◆ **Task prompt**
Reproduce the material exactly, omitting nothing.

◆ **Data**
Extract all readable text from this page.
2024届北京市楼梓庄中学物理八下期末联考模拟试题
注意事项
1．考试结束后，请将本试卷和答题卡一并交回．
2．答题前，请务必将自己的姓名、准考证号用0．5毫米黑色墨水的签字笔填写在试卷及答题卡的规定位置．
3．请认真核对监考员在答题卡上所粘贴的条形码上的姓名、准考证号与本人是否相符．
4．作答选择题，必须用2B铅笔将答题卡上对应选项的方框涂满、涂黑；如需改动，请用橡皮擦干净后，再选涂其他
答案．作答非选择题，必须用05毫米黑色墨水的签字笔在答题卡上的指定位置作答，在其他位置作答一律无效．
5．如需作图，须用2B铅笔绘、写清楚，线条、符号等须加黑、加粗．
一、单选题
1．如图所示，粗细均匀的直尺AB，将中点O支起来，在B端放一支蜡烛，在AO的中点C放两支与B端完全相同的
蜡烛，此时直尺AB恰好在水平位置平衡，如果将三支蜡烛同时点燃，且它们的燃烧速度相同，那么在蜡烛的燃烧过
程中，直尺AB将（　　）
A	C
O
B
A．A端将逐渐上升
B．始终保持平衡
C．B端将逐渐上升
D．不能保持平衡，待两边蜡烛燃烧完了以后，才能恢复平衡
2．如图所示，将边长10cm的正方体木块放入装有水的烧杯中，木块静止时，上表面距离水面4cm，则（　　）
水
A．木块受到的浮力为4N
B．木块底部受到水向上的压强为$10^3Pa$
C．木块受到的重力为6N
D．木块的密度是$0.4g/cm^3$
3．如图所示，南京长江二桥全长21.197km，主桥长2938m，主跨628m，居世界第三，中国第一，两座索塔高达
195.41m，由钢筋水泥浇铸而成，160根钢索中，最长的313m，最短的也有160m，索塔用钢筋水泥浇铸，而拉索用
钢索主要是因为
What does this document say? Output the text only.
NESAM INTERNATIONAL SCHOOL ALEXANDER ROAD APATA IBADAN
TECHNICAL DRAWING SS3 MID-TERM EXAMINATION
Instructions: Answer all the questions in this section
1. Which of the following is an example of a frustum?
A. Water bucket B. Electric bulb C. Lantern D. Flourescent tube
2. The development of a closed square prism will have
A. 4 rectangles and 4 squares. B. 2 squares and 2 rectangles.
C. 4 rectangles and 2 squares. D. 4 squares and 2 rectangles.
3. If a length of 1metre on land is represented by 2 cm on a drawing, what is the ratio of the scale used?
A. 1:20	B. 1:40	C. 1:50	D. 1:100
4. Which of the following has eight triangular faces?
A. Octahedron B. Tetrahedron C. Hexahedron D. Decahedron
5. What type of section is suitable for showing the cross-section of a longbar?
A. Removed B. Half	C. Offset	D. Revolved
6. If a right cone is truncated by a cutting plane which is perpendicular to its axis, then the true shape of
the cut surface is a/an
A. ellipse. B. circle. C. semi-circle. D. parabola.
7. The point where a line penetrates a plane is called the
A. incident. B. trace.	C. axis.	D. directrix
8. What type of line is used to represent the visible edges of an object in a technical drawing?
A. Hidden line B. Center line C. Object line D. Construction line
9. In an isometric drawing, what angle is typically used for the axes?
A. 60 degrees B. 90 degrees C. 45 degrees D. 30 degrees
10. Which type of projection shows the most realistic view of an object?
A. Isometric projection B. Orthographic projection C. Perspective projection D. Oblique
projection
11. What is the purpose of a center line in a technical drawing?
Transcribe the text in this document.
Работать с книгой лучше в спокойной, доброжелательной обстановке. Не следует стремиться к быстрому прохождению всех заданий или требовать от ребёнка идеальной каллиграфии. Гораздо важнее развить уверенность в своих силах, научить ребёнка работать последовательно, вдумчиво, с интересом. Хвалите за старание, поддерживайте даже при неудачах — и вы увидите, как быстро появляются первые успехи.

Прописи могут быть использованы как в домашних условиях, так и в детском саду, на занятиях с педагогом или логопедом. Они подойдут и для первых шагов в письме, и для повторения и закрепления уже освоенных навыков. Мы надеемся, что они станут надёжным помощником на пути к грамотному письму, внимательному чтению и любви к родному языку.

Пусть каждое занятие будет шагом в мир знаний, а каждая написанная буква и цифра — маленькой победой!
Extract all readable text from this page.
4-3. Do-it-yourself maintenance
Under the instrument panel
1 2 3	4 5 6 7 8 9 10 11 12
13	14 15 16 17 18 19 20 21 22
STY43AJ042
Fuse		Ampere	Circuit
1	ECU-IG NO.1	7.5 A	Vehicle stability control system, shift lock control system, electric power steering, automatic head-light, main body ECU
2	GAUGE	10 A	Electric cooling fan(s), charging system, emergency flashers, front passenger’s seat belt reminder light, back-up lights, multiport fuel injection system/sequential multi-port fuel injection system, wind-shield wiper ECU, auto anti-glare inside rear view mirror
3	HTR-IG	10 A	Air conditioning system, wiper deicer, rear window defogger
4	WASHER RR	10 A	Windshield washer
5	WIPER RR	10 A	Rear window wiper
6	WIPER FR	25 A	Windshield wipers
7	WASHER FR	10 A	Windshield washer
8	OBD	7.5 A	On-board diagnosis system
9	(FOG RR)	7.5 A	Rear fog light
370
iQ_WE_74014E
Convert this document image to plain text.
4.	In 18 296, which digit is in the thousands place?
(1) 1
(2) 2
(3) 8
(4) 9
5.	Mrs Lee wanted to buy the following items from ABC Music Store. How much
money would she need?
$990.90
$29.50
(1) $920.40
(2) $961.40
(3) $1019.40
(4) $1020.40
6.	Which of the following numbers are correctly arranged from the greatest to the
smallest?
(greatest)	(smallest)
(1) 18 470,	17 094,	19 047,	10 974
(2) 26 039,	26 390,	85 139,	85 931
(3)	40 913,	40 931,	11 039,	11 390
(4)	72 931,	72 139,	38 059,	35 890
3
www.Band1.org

◆ **Task output**
Extract all readable text from this page.
2024届北京市楼梓庄中学物理八下期末联考模拟试题
注意事项
1．考试结束后，请将本试卷和答题卡一并交回．
2．答题前，请务必将自己的姓名、准考证号用0．5毫米黑色墨水的签字笔填写在试卷及答题卡的规定位置．
3．请认真核对监考员在答题卡上所粘贴的条形码上的姓名、准考证号与本人是否相符．
4．作答选择题，必须用2B铅笔将答题卡上对应选项的方框涂满、涂黑；如需改动，请用橡皮擦干净后，再选涂其他
答案．作答非选择题，必须用05毫米黑色墨水的签字笔在答题卡上的指定位置作答，在其他位置作答一律无效．
5．如需作图，须用2B铅笔绘、写清楚，线条、符号等须加黑、加粗．
一、单选题
1．如图所示，粗细均匀的直尺AB，将中点O支起来，在B端放一支蜡烛，在AO的中点C放两支与B端完全相同的
蜡烛，此时直尺AB恰好在水平位置平衡，如果将三支蜡烛同时点燃，且它们的燃烧速度相同，那么在蜡烛的燃烧过
程中，直尺AB将（　　）
A	C
O
B
A．A端将逐渐上升
B．始终保持平衡
C．B端将逐渐上升
D．不能保持平衡，待两边蜡烛燃烧完了以后，才能恢复平衡
2．如图所示，将边长10cm的正方体木块放入装有水的烧杯中，木块静止时，上表面距离水面4cm，则（　　）
水
A．木块受到的浮力为4N
B．木块底部受到水向上的压强为$10^3Pa$
C．木块受到的重力为6N
D．木块的密度是$0.4g/cm^3$
3．如图所示，南京长江二桥全长21.197km，主桥长2938m，主跨628m，居世界第三，中国第一，两座索塔高达
195.41m，由钢筋水泥浇铸而成，160根钢索中，最长的313m，最短的也有160m，索塔用钢筋水泥浇铸，而拉索用
钢索主要是因为
What does this document say? Output the text only.
NESAM INTERNATIONAL SCHOOL ALEXANDER ROAD APATA IBADAN
TECHNICAL DRAWING SS3 MID-TERM EXAMINATION
Instructions: Answer all the questions in this section
1. Which of the following is an example of a frustum?
A. Water bucket B. Electric bulb C. Lantern D. Flourescent tube
2. The development of a closed square prism will have
A. 4 rectangles and 4 squares. B. 2 squares and 2 rectangles.
C. 4 rectangles and 2 squares. D. 4 squares and 2 rectangles.
3. If a length of 1metre on land is represented by 2 cm on a drawing, what is the ratio of the scale used?
A. 1:20	B. 1:40	C. 1:50	D. 1:100
4. Which of the following has eight triangular faces?
A. Octahedron B. Tetrahedron C. Hexahedron D. Decahedron
5. What type of section is suitable for showing the cross-section of a longbar?
A. Removed B. Half	C. Offset	D. Revolved
6. If a right cone is truncated by a cutting plane which is perpendicular to its axis, then the true shape of
the cut surface is a/an
A. ellipse. B. circle. C. semi-circle. D. parabola.
7. The point where a line penetrates a plane is called the
A. incident. B. trace.	C. axis.	D. directrix
8. What type of line is used to represent the visible edges of an object in a technical drawing?
A. Hidden line B. Center line C. Object line D. Construction line
9. In an isometric drawing, what angle is typically used for the axes?
A. 60 degrees B. 90 degrees C. 45 degrees D. 30 degrees
10. Which type of projection shows the most realistic view of an object?
A. Isometric projection B. Orthographic projection C. Perspective projection D. Oblique
projection
11. What is the purpose of a center line in a technical drawing?
Transcribe the text in this document.
Работать с книгой лучше в спокойной, доброжелательной обстановке. Не следует стремиться к быстрому прохождению всех заданий или требовать от ребёнка идеальной каллиграфии. Гораздо важнее развить уверенность в своих силах, научить ребёнка работать последовательно, вдумчиво, с интересом. Хвалите за старание, поддерживайте даже при неудачах — и вы увидите, как быстро появляются первые успехи.

Прописи могут быть использованы как в домашних условиях, так и в детском саду, на занятиях с педагогом или логопедом. Они подойдут и для первых шагов в письме, и для повторения и закрепления уже освоенных навыков. Мы надеемся, что они станут надёжным помощником на пути к грамотному письму, внимательному чтению и любви к родному языку.

Пусть каждое занятие будет шагом в мир знаний, а каждая написанная буква и цифра — маленькой победой!
Extract all readable text from this page.
4-3. Do-it-yourself maintenance
Under the instrument panel
1 2 3	4 5 6 7 8 9 10 11 12
13	14 15 16 17 18 19 20 21 22
STY43AJ042
Fuse		Ampere	Circuit
1	ECU-IG NO.1	7.5 A	Vehicle stability control system, shift lock control system, electric power steering, automatic head-light, main body ECU
2	GAUGE	10 A	Electric cooling fan(s), charging system, emergency flashers, front passenger’s seat belt reminder light, back-up lights, multiport fuel injection system/sequential multi-port fuel injection system, wind-shield wiper ECU, auto anti-glare inside rear view mirror
3	HTR-IG	10 A	Air conditioning system, wiper deicer, rear window defogger
4	WASHER RR	10 A	Windshield washer
5	WIPER RR	10 A	Rear window wiper
6	WIPER FR	25 A	Windshield wipers
7	WASHER FR	10 A	Windshield washer
8	OBD	7.5 A	On-board diagnosis system
9	(FOG RR)	7.5 A	Rear fog light
370
iQ_WE_74014E
Convert this document image to plain text.
4.	In 18 296, which digit is in the thousands place?
(1) 1
(2) 2
(3) 8
(4) 9
5.	Mrs Lee wanted to buy the following items from ABC Music Store. How much
money would she need?
$990.90
$29.50
(1) $920.40
(2) $961.40
(3) $1019.40
(4) $1020.40
6.	Which of the following numbers are correctly arranged from the greatest to the
smallest?
(greatest)	(smallest)
(1) 18 470,	17 094,	19 047,	10 974
(2) 26 039,	26 390,	85 139,	85 931
(3)	40 913,	40 931,	11 039,	11 390
(4)	72 931,	72 139,	38 059,	35 890
3
www.Band1.org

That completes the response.